DOCUMENT EXTRACT:

--- start ---

Rule 93. Rape and other forms of sexual violence are prohibited.
Volume II, Chapter 32, Section G.
State practice establishes this rule as a norm of customary international law applicable in both international and non-international armed conflicts.
The prohibition of rape under international humanitarian law was already recognized in the Lieber Code.
While common Article 3 of the Geneva Conventions does not explicitly mention rape or other forms of sexual violence, it prohibits “violence to life and person” including cruel treatment and torture and “outrages upon personal dignity”.
The Third Geneva Convention provides that prisoners of war are in all circumstances entitled to “respect for their persons and their honour”.
The prohibition of “outrages upon personal dignity” is recognized in Additional Protocols I and II as a fundamental guarantee for civilians and persons hors de combat
Article 75 of Additional Protocol I specifies that this prohibition covers in particular “humiliating and degrading treatment, enforced prostitution and any form of indecent assault”, while Article 4 of Additional Protocol II specifically adds “rape” to this list.
The Fourth Geneva Convention and Additional Protocol I require protection for women and children against rape, enforced prostitution or any other form of indecent assault.
Rape, enforced prostitution and any form of indecent assault are war crimes under the Statutes of the International Criminal Tribunal for Rwanda and of the Special Court for Sierra Leone.

--- end ---

GIVEN DATA:
--- start ---

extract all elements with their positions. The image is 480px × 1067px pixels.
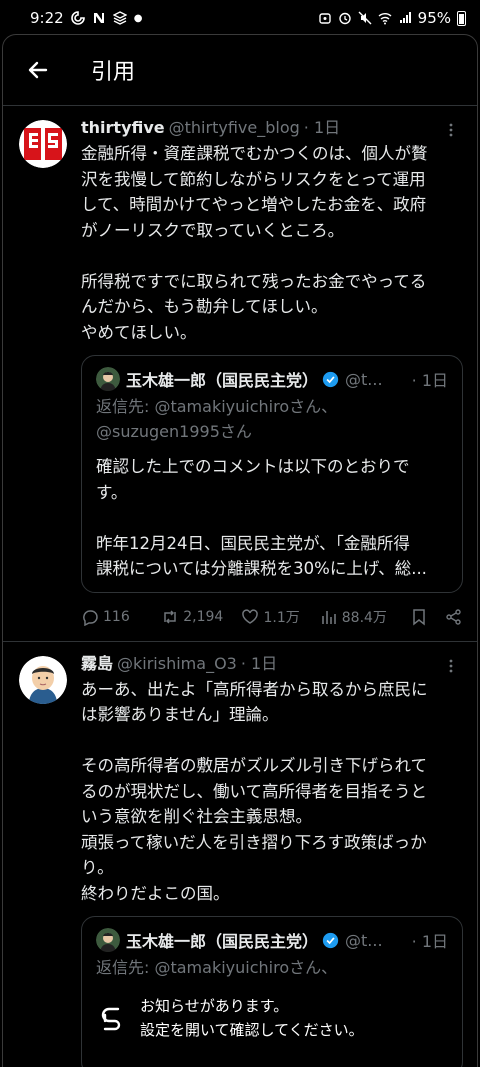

--- end ---

WHAT IS REQUIRED: Repeat, word for word, the stretch of the rule on rape and sexual violence from "The Fourth Geneva" through "of indecent assault.".

RESULT FOR THIS EXERCISE:
The Fourth Geneva Convention and Additional Protocol I require protection for women and children against rape, enforced prostitution or any other form of indecent assault.